ИСХОДНЫЙ ТЕКСТ:
________________________
Колонна была важнейшей частью ордера, так как она являлась основной несущей частью (см.рисунок). Колонна дорического ордера опиралась непосредственно на стилобат; ее пропорции в архаический период были обычно приземистыми и мощными (высота равна 4 - 6 нижним диаметрам). Дорическая колонна состояла из ствола, заканчивавшегося вверху капителью. Ствол был прорезан рядом продольных желобов — каннелюр; они шли вдоль всего ствола колонны и игрой света и тени подчеркивали ее объемность, а также усиливали общий вертикальный строй всей колоннады. Колонны дорического ордера не были геометрически точными цилиндрами. Кроме общего сужения кверху они имели на высоте одной трети некоторое равномерное утолщение — энтазис, — хорошо заметное на силуэте колонны. Энтазис, подобно напряженным мышцам живого существа, создавал ощущение упругого усилия, с которым колонны несли антаблемент. Дорическая капитель была очень проста; она состояла из эхина — круглой каменной подушки, — и абаки — невысокой каменной плиты, на которую ложилось давление антаблемента.
________________________
ПРИВЕДЁННЫЕ СТРОКИ:
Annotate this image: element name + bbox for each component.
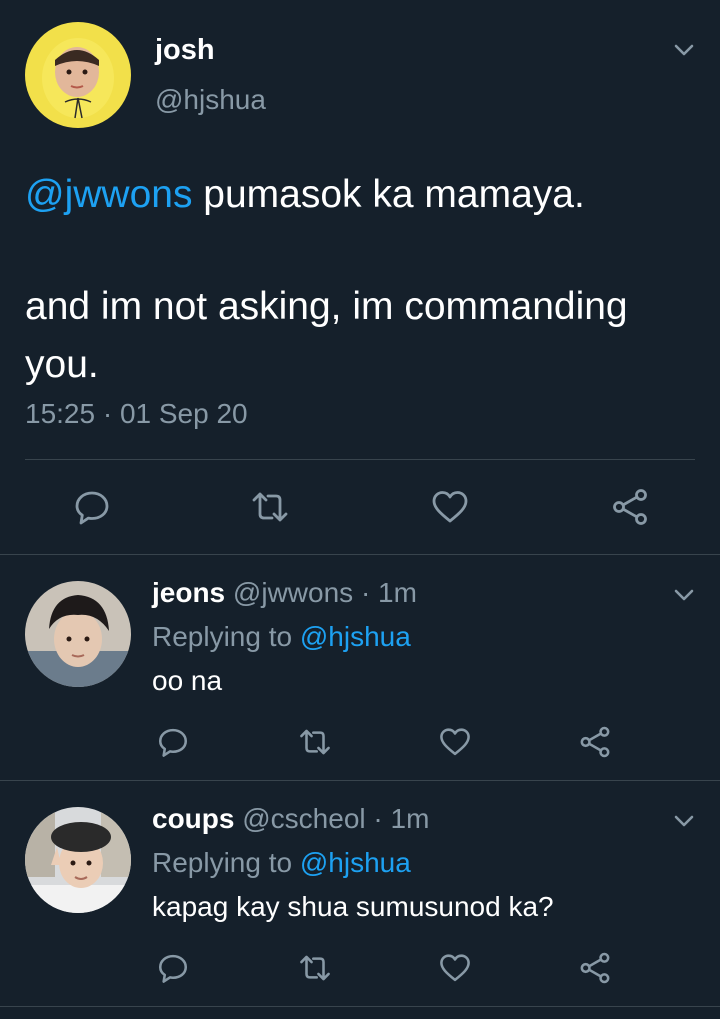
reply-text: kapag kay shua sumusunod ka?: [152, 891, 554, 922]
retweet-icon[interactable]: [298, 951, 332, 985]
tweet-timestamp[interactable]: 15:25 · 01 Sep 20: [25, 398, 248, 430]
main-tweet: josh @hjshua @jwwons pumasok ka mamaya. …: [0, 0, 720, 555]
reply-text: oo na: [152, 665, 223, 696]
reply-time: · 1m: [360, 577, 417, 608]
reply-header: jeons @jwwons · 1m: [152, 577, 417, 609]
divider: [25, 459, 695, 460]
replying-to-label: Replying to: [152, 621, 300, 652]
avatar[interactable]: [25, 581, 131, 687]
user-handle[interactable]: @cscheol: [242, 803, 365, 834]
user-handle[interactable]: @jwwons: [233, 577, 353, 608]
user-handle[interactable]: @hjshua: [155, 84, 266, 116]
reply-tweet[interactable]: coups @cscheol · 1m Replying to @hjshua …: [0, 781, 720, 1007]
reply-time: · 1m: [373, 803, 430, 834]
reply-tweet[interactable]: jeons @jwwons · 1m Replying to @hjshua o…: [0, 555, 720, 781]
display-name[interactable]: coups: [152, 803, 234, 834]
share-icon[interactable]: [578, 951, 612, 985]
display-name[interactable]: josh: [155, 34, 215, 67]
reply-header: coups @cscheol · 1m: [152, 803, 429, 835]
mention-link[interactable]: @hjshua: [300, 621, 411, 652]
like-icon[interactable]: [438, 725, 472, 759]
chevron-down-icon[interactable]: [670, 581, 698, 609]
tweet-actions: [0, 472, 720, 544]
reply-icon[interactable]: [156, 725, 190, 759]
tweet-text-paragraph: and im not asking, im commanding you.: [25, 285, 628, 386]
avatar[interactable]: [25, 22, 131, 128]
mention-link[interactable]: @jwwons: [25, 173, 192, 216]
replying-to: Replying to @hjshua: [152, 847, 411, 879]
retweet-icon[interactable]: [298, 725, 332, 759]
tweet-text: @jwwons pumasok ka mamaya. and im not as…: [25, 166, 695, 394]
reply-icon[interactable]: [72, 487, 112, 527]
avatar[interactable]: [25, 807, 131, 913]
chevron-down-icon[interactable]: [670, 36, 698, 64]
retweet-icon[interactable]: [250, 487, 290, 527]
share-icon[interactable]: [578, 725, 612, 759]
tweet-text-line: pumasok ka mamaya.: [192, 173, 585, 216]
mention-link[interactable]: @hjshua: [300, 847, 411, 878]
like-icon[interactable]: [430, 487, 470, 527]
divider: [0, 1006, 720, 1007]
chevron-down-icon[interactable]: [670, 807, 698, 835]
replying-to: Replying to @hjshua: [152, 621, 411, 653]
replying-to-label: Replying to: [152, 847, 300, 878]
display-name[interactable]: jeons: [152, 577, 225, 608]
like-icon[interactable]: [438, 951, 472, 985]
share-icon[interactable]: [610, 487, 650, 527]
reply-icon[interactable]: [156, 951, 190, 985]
________________________
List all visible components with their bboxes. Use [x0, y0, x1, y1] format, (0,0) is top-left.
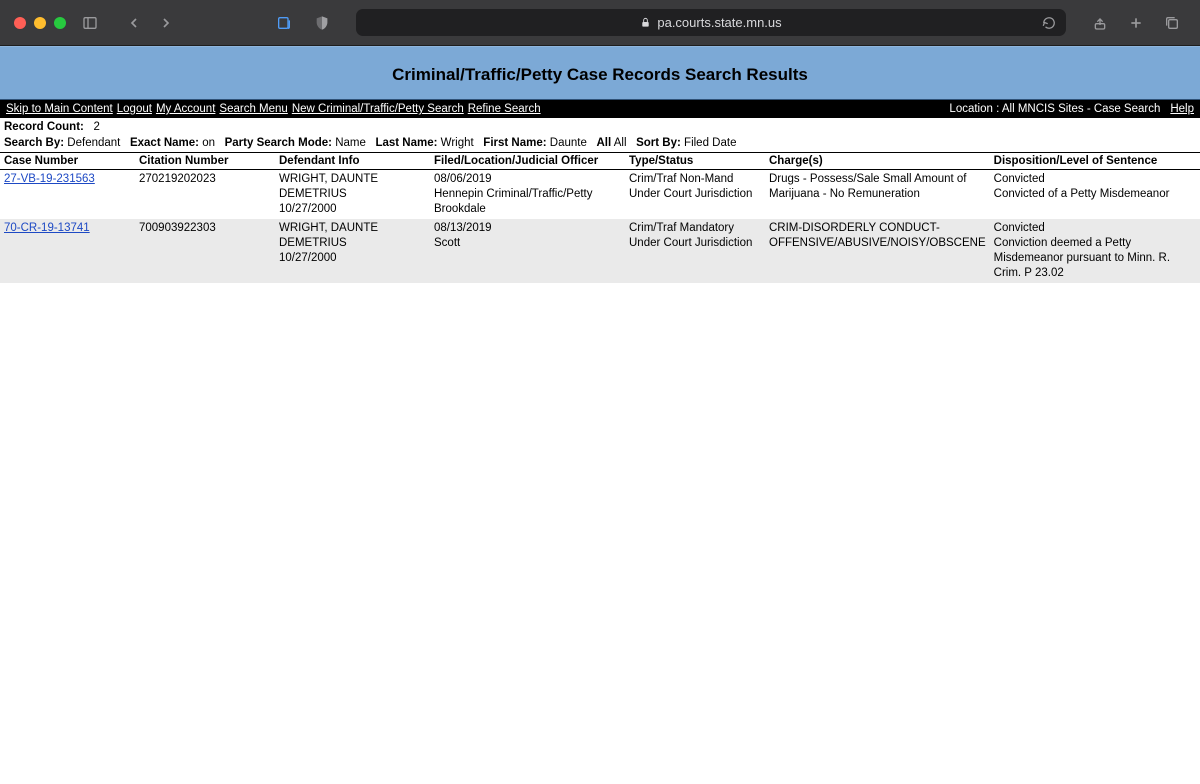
________________________
ЗАДАНИЕ 1:
Определите, соответствуют ли тексту о дорической колонне утверждения (a), (b) и (c). Для каждого ответьте «да» или «нет» и дословно приведите решающие слова текста.
(a) Дорическая колонна стояла на отдельной базе, а не прямо на стилобате.
(b) Энтазис представляет собой равномерное утолщение колонны на высоте одной трети.
(c) Абака — это круглая каменная подушка в составе капители.
ЗАДАНИЕ 2: Допишите продолжение текста о дорической колонне, начав сразу после его последнего предложения.

ПИСЬМЕННЫЙ ОТВЕТ 1:
(a) Нет: «Колонна дорического ордера опиралась непосредственно на стилобат».
(b) Да: «они имели на высоте одной трети некоторое равномерное утолщение — энтазис».
(c) Нет: «абаки — невысокой каменной плиты, на которую ложилось давление антаблемента».

ПИСЬМЕННЫЙ ОТВЕТ 2:
Пропорциональное соотношение греческих архитектурных ордеров: дорического, ионического и коринфского
Антаблемент складывался из архитрава, то есть балки, которая лежала непосредственно на колоннах и несла всю тяжесть перекрытия, фриза и карниза. Архитрав дорического ордера был гладким. Дорический фриз состоял из триглифов и метоп. Триглифы по своему происхождению восходили к выступающим торцам балок; они разделялись на три полосы вертикальными желобками. Метопы были прямоугольными плитами, когда-то, в 8 - 7 вв. до н.э., керамическими, а затем, с 7 в. до н.э. - каменными; они заполняли промежутки между триглифами. Карниз завершал антаблемент.
Треугольники, образованные на переднем и заднем, фасадах — под двускатной крышей, — назывались фронтонами. Конек крыши и ее углы венчались скульптурными (обычно керамическими) украшениями, так называемыми акротериями. Фронтоны и метопы заполнялись скульптурой.
Колонна ионического ордера легка и стройна, она выше и тоньше по своим пропорциям, чем дорическая колонна, ее высота равна 8 - 10 нижним диаметрам. Ионическая колонна имела базу, из которой она словно вырастала кверху. Каннелюры, в дорической колонне сходившиеся под углом, в ионической колонне разделены плоскими срезами граней. От этого количество вертикальных линий как бы удваивалось, что сообщало колонне особенную легкость. Благодаря тому что желобки в ионической колонне были врезаны глубже, игра света и тени на ней была богаче и живописнее.
Капитель ионического ордера имела эхин, образующий два изящных завитка — волюты. Из-за волют капители угловых колонн требовали сложного разрешения. Архитрав ионического ордера был разделен по горизонтали на три полосы, отчего он казался более легким. Фриз шел сплошной лентой вдоль всего антаблемента. Карниз был богато декоративно обработан.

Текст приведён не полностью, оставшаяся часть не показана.